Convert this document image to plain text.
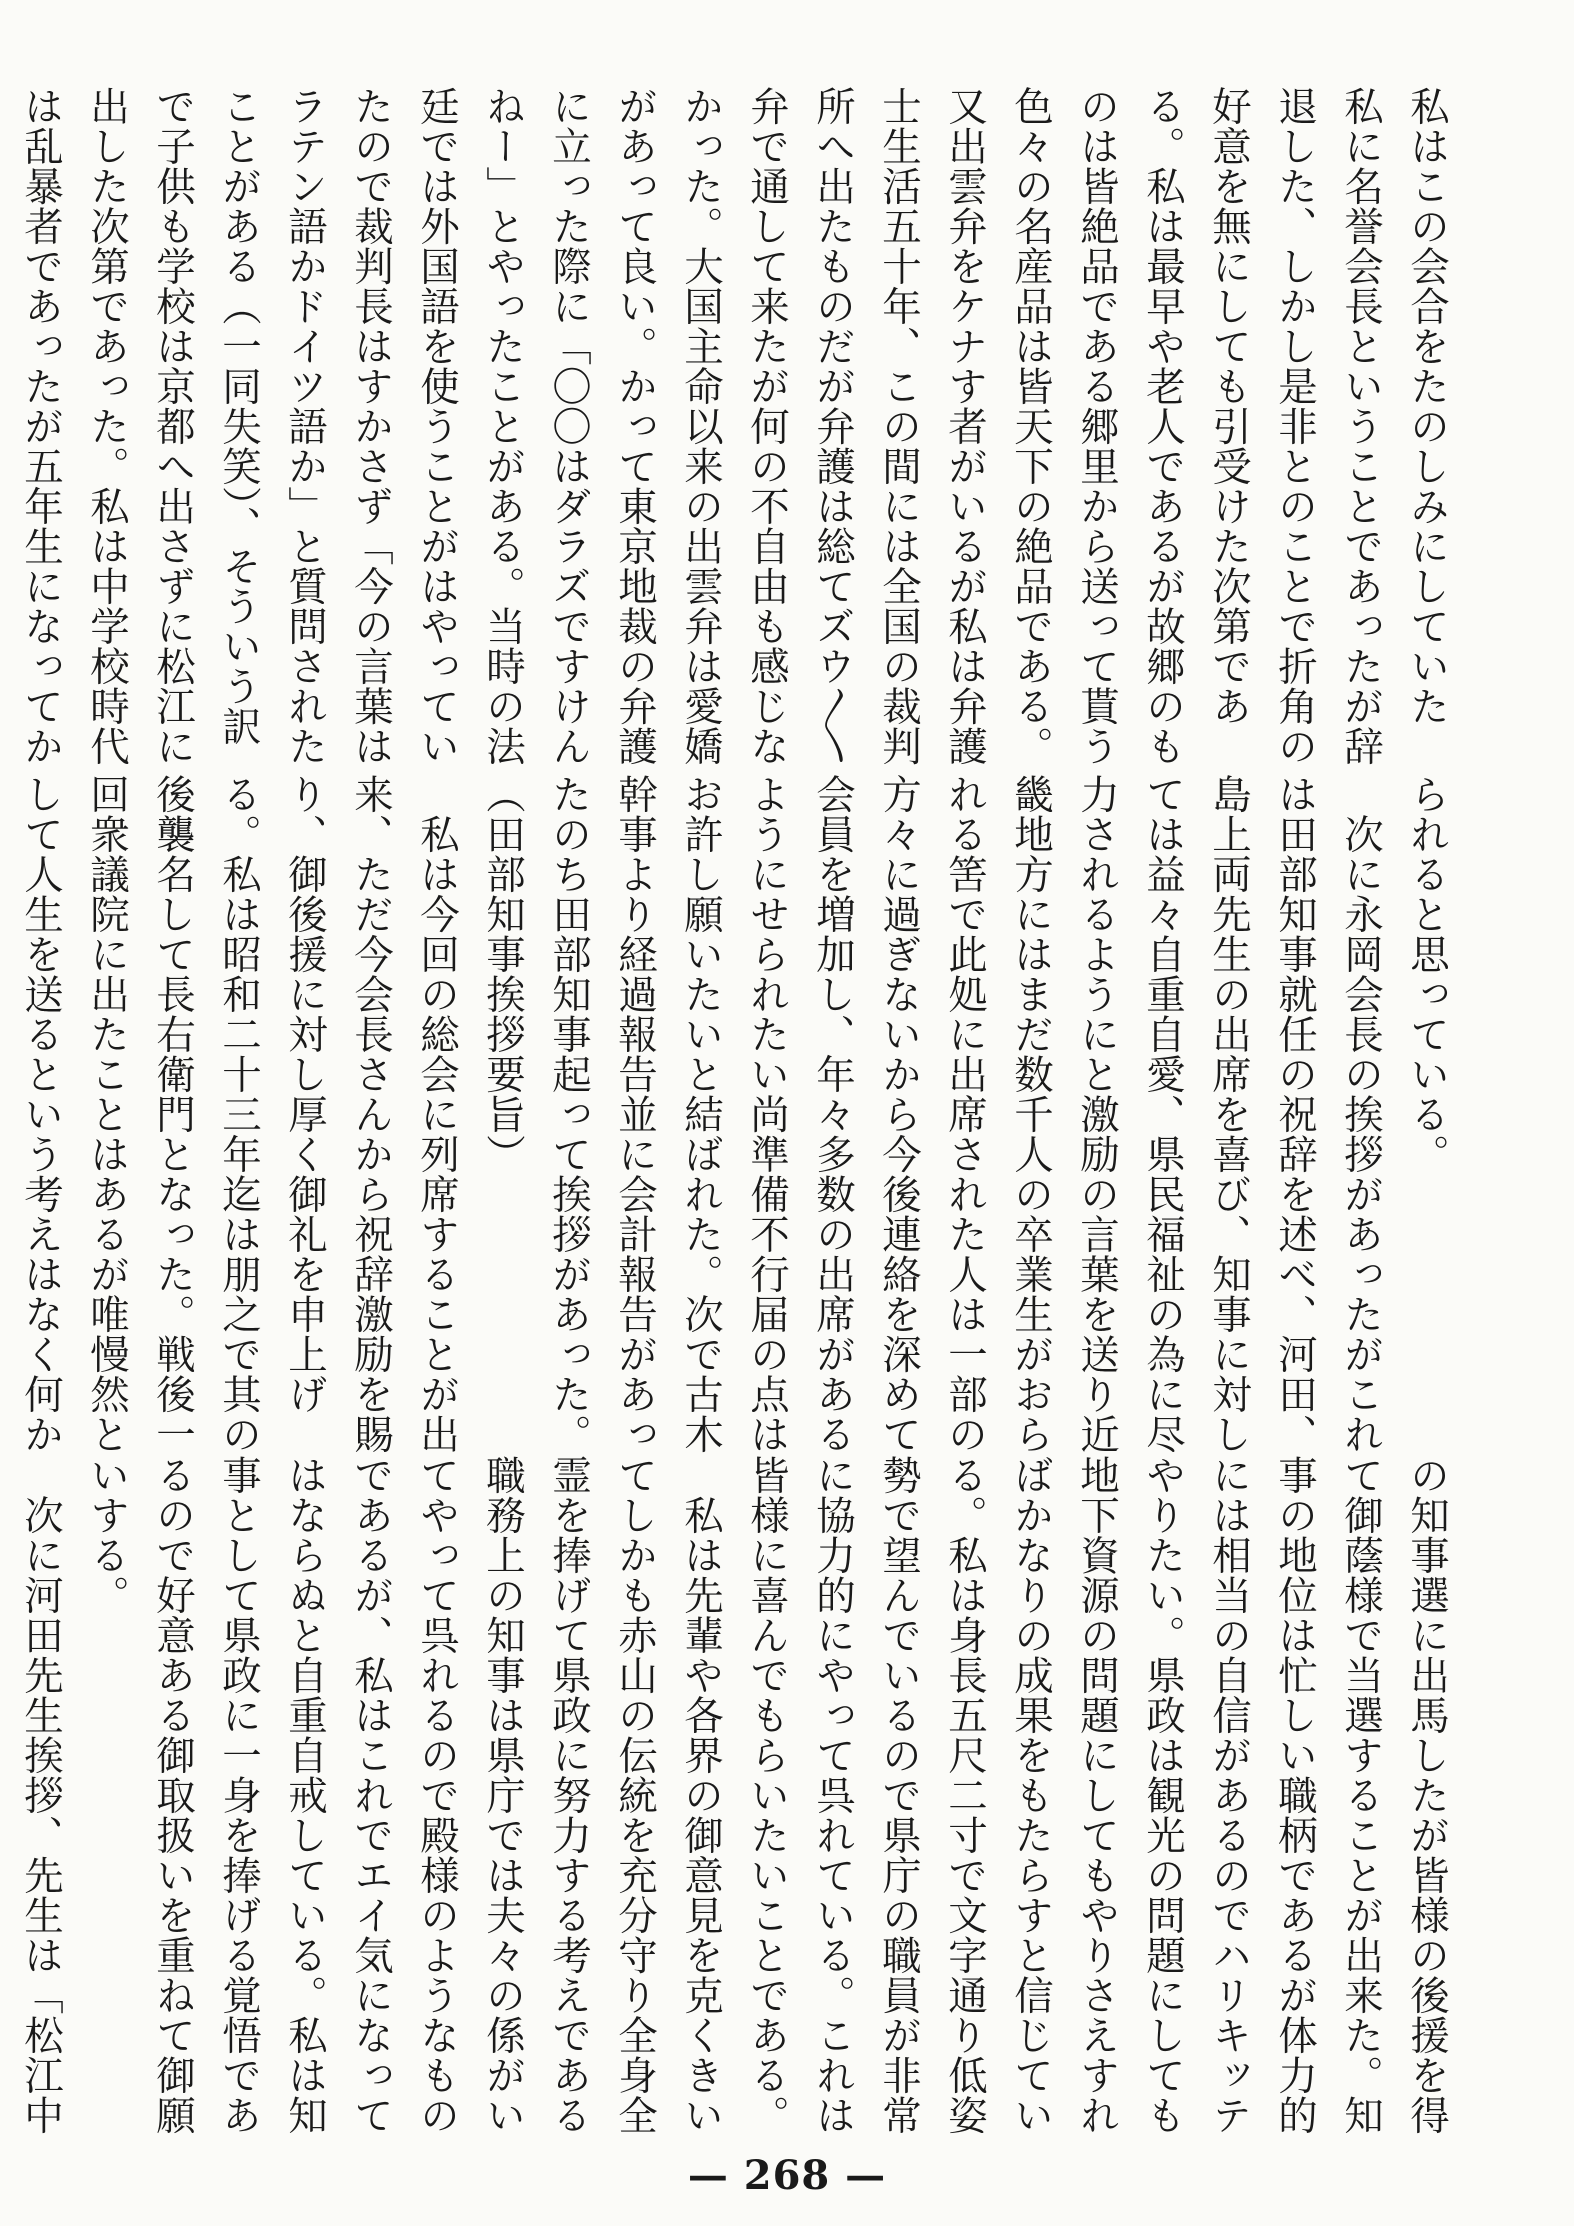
私はこの会合をたのしみにしていた
私に名誉会長ということであったが辞
退した、しかし是非とのことで折角の
好意を無にしても引受けた次第であ
る。私は最早や老人であるが故郷のも
のは皆絶品である郷里から送って貰う
色々の名産品は皆天下の絶品である。
又出雲弁をケナす者がいるが私は弁護
士生活五十年、この間には全国の裁判
所へ出たものだが弁護は総てズウ〳〵
弁で通して来たが何の不自由も感じな
かった。大国主命以来の出雲弁は愛嬌
があって良い。かって東京地裁の弁護
に立った際に「〇〇はダラズですけん
ねー」とやったことがある。当時の法
廷では外国語を使うことがはやってい
たので裁判長はすかさず「今の言葉は
ラテン語かドイツ語か」と質問された
ことがある（一同失笑）、そういう訳
で子供も学校は京都へ出さずに松江に
出した次第であった。私は中学校時代
は乱暴者であったが五年生になってか
られると思っている。
　次に永岡会長の挨拶があったがこれ
は田部知事就任の祝辞を述べ、河田、
島上両先生の出席を喜び、知事に対し
ては益々自重自愛、県民福祉の為に尽
力されるようにと激励の言葉を送り近
畿地方にはまだ数千人の卒業生がおら
れる筈で此処に出席された人は一部の
方々に過ぎないから今後連絡を深めて
会員を増加し、年々多数の出席がある
ようにせられたい尚準備不行届の点は
お許し願いたいと結ばれた。次で古木
幹事より経過報告並に会計報告があっ
たのち田部知事起って挨拶があった。
（田部知事挨拶要旨）
　私は今回の総会に列席することが出
来、ただ今会長さんから祝辞激励を賜
り、御後援に対し厚く御礼を申上げ
る。私は昭和二十三年迄は朋之で其の
後襲名して長右衛門となった。戦後一
回衆議院に出たことはあるが唯慢然と
して人生を送るという考えはなく何か
の知事選に出馬したが皆様の後援を得
て御蔭様で当選することが出来た。知
事の地位は忙しい職柄であるが体力的
には相当の自信があるのでハリキッテ
やりたい。県政は観光の問題にしても
地下資源の問題にしてもやりさえすれ
ばかなりの成果をもたらすと信じてい
る。私は身長五尺二寸で文字通り低姿
勢で望んでいるので県庁の職員が非常
に協力的にやって呉れている。これは
皆様に喜んでもらいたいことである。
　私は先輩や各界の御意見を克くきい
てしかも赤山の伝統を充分守り全身全
霊を捧げて県政に努力する考えである
職務上の知事は県庁では夫々の係がい
てやって呉れるので殿様のようなもの
であるが、私はこれでエイ気になって
はならぬと自重自戒している。私は知
事として県政に一身を捧げる覚悟であ
るので好意ある御取扱いを重ねて御願
いする。
　次に河田先生挨拶、先生は「松江中
— 268 —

○ ○ ○ ○ ○ ○ ○

- _Instructions for the task_
All the records need to be repeated exactly, with the images dropped.

- _Solution for this exercise_
Convert this document image to plain text.
私はこの会合をたのしみにしていた
私に名誉会長ということであったが辞
退した、しかし是非とのことで折角の
好意を無にしても引受けた次第であ
る。私は最早や老人であるが故郷のも
のは皆絶品である郷里から送って貰う
色々の名産品は皆天下の絶品である。
又出雲弁をケナす者がいるが私は弁護
士生活五十年、この間には全国の裁判
所へ出たものだが弁護は総てズウ〳〵
弁で通して来たが何の不自由も感じな
かった。大国主命以来の出雲弁は愛嬌
があって良い。かって東京地裁の弁護
に立った際に「〇〇はダラズですけん
ねー」とやったことがある。当時の法
廷では外国語を使うことがはやってい
たので裁判長はすかさず「今の言葉は
ラテン語かドイツ語か」と質問された
ことがある（一同失笑）、そういう訳
で子供も学校は京都へ出さずに松江に
出した次第であった。私は中学校時代
は乱暴者であったが五年生になってか
られると思っている。
　次に永岡会長の挨拶があったがこれ
は田部知事就任の祝辞を述べ、河田、
島上両先生の出席を喜び、知事に対し
ては益々自重自愛、県民福祉の為に尽
力されるようにと激励の言葉を送り近
畿地方にはまだ数千人の卒業生がおら
れる筈で此処に出席された人は一部の
方々に過ぎないから今後連絡を深めて
会員を増加し、年々多数の出席がある
ようにせられたい尚準備不行届の点は
お許し願いたいと結ばれた。次で古木
幹事より経過報告並に会計報告があっ
たのち田部知事起って挨拶があった。
（田部知事挨拶要旨）
　私は今回の総会に列席することが出
来、ただ今会長さんから祝辞激励を賜
り、御後援に対し厚く御礼を申上げ
る。私は昭和二十三年迄は朋之で其の
後襲名して長右衛門となった。戦後一
回衆議院に出たことはあるが唯慢然と
して人生を送るという考えはなく何か
の知事選に出馬したが皆様の後援を得
て御蔭様で当選することが出来た。知
事の地位は忙しい職柄であるが体力的
には相当の自信があるのでハリキッテ
やりたい。県政は観光の問題にしても
地下資源の問題にしてもやりさえすれ
ばかなりの成果をもたらすと信じてい
る。私は身長五尺二寸で文字通り低姿
勢で望んでいるので県庁の職員が非常
に協力的にやって呉れている。これは
皆様に喜んでもらいたいことである。
　私は先輩や各界の御意見を克くきい
てしかも赤山の伝統を充分守り全身全
霊を捧げて県政に努力する考えである
職務上の知事は県庁では夫々の係がい
てやって呉れるので殿様のようなもの
であるが、私はこれでエイ気になって
はならぬと自重自戒している。私は知
事として県政に一身を捧げる覚悟であ
るので好意ある御取扱いを重ねて御願
いする。
　次に河田先生挨拶、先生は「松江中
— 268 —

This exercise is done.